Count every line in the entries that contains "right". Report that count alone.

(Figure content listings)
○ ○ ○
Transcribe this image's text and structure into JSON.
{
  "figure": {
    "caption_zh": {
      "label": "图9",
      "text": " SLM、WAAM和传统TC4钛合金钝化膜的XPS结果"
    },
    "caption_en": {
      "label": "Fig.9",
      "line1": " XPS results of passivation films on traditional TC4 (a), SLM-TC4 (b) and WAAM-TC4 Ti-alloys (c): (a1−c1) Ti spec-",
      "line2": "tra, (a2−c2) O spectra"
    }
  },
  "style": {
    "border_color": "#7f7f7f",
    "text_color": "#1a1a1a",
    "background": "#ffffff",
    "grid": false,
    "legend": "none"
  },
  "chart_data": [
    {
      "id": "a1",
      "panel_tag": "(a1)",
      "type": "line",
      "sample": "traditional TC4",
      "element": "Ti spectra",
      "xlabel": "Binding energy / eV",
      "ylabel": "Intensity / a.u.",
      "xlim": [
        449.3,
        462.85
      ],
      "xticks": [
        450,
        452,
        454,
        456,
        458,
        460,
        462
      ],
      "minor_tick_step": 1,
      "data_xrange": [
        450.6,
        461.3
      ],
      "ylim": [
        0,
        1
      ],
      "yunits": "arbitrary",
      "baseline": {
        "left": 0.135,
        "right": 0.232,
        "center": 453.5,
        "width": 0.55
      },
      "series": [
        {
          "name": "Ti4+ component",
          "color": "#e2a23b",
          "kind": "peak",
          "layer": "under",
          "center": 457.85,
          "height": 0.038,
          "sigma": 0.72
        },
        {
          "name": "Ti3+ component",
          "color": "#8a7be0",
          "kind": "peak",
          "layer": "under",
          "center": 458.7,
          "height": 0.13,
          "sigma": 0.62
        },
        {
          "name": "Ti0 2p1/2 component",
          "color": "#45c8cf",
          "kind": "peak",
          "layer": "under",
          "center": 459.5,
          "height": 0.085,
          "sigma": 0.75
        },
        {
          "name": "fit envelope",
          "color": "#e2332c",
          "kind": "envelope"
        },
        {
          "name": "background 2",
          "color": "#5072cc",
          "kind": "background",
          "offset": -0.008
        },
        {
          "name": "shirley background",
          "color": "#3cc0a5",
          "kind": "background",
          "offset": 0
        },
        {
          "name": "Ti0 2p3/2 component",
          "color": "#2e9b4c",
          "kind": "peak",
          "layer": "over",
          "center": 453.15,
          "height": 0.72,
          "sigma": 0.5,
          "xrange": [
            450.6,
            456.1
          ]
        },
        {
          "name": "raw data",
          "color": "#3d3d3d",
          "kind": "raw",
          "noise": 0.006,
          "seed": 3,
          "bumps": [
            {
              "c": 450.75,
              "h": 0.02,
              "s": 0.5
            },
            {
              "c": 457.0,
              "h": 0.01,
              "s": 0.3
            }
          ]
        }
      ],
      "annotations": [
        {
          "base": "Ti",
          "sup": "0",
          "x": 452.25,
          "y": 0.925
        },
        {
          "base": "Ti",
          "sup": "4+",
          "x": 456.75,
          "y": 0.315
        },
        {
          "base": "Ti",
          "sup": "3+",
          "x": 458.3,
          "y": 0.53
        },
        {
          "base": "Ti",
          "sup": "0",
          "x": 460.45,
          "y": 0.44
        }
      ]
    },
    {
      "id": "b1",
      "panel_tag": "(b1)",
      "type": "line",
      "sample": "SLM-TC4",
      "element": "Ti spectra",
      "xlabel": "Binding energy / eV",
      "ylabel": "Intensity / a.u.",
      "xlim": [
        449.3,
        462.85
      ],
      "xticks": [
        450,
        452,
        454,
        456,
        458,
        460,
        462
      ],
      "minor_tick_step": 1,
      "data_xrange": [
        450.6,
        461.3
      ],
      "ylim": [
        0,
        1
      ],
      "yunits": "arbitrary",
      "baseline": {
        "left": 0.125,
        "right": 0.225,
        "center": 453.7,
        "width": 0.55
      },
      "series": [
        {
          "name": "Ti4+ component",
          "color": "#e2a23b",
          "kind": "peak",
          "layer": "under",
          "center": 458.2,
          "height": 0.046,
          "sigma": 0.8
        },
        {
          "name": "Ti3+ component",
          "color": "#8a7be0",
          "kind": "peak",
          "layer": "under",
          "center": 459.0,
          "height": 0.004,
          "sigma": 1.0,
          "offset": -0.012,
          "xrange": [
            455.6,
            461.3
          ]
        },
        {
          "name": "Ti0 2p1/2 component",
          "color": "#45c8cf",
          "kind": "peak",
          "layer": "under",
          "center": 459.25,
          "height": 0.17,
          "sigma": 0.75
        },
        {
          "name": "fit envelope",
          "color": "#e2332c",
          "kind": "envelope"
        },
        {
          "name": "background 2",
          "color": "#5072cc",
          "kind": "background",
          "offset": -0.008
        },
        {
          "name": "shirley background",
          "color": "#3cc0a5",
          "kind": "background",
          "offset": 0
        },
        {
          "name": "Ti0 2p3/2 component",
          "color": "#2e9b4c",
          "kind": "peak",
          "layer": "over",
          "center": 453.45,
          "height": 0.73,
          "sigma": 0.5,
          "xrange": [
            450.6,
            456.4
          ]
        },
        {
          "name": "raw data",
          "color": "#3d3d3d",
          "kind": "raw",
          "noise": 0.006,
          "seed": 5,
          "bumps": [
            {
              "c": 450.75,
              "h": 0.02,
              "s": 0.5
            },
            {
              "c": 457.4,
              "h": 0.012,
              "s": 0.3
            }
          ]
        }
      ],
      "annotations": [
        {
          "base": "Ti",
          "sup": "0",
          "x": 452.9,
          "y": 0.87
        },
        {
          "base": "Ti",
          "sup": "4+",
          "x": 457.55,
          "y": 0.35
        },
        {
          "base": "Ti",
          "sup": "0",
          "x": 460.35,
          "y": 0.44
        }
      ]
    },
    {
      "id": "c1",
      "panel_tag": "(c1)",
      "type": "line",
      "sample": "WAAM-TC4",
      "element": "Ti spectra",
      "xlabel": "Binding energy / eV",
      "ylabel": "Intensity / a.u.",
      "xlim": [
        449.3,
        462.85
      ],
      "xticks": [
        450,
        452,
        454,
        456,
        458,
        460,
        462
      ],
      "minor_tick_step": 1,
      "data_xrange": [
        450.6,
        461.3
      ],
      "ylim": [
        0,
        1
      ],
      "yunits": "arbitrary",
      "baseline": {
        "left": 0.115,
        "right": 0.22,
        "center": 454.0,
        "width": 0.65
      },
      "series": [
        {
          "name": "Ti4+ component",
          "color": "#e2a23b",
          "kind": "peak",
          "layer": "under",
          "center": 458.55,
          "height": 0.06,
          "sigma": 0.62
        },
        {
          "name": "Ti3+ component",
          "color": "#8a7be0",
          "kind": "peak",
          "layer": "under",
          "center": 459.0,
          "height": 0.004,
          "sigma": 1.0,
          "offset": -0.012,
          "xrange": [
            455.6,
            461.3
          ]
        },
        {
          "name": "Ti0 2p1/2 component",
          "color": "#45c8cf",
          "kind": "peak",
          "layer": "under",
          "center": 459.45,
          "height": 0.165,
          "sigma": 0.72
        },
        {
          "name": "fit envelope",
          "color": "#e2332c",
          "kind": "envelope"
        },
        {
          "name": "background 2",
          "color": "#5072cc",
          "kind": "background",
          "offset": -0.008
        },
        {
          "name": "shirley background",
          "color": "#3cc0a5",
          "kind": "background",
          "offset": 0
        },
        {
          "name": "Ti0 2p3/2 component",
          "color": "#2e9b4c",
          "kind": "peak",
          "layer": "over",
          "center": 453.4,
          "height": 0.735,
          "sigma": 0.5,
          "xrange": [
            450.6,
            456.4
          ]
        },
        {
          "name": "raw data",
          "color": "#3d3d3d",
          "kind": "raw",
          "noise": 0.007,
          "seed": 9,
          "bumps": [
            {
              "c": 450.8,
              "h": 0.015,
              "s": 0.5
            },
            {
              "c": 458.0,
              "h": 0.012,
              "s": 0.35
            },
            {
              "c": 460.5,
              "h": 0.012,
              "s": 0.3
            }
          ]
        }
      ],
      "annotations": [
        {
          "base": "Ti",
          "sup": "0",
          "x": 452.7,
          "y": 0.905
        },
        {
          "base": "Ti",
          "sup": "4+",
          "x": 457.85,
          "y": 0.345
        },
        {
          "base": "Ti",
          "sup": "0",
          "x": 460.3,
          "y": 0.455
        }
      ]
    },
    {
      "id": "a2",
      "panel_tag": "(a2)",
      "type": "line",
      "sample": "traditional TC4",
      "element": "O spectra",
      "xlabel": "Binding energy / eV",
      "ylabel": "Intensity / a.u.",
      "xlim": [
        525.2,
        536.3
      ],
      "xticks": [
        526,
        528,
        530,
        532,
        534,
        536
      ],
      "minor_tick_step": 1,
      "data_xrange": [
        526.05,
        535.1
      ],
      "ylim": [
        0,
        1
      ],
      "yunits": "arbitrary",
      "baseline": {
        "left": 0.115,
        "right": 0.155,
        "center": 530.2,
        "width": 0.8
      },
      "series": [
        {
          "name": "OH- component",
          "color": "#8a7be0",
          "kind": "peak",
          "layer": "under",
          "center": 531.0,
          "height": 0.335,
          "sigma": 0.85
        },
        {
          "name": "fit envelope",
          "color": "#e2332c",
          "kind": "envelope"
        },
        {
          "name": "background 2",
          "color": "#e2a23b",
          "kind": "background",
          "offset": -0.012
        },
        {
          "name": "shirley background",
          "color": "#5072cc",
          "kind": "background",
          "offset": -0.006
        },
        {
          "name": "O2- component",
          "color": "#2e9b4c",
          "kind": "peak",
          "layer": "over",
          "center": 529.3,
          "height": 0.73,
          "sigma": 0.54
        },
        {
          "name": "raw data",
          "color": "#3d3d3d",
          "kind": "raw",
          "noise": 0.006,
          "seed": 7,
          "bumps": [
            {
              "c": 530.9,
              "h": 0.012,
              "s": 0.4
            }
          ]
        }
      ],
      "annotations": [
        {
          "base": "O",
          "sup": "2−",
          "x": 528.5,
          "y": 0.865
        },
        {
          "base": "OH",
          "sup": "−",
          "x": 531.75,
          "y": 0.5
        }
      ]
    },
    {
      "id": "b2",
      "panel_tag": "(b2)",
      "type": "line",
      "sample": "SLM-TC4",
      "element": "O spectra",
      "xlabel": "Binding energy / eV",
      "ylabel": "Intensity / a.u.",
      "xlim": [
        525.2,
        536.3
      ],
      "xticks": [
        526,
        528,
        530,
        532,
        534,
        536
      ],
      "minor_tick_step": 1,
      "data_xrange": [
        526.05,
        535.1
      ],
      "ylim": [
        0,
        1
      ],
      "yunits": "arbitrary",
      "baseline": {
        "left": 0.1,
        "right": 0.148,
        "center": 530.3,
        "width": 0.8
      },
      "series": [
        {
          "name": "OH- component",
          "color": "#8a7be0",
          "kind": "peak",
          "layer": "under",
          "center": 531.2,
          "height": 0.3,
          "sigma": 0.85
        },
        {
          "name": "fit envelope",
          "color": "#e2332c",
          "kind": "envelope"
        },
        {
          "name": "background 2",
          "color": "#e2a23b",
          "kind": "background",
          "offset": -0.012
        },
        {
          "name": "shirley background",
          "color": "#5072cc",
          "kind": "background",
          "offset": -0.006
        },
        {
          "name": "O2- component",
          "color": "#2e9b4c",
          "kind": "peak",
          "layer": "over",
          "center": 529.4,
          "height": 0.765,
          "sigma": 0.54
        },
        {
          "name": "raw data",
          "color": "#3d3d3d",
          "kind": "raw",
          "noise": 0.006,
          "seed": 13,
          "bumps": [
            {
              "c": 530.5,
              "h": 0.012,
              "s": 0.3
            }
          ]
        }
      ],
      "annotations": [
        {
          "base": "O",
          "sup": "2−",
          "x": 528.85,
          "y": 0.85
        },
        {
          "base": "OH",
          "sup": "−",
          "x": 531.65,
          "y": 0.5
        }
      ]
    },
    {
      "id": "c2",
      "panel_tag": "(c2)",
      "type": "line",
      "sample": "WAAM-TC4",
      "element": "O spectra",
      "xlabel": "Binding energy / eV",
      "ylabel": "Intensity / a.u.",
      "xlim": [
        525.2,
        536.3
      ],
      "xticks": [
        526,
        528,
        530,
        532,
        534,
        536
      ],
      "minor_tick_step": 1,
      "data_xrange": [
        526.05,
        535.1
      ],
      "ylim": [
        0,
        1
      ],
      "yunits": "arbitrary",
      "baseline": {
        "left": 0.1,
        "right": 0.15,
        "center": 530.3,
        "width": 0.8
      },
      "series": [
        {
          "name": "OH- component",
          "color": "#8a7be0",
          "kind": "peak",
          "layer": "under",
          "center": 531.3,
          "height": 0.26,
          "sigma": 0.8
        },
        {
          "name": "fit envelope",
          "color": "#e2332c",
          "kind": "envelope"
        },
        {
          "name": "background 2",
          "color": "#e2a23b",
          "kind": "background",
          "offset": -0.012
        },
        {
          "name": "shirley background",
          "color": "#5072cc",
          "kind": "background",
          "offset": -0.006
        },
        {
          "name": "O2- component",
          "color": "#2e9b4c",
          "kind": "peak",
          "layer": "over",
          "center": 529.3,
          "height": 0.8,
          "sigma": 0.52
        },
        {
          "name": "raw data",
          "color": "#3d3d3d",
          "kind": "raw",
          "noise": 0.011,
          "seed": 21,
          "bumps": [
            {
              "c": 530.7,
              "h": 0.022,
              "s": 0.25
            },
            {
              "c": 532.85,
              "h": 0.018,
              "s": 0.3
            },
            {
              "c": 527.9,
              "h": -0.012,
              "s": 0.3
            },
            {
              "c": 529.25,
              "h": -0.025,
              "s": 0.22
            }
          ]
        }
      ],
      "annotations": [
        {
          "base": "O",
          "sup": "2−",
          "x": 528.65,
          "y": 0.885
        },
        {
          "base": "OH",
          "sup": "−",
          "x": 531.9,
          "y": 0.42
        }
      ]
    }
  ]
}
○ ○ ○
- **Solution to the problem**:
6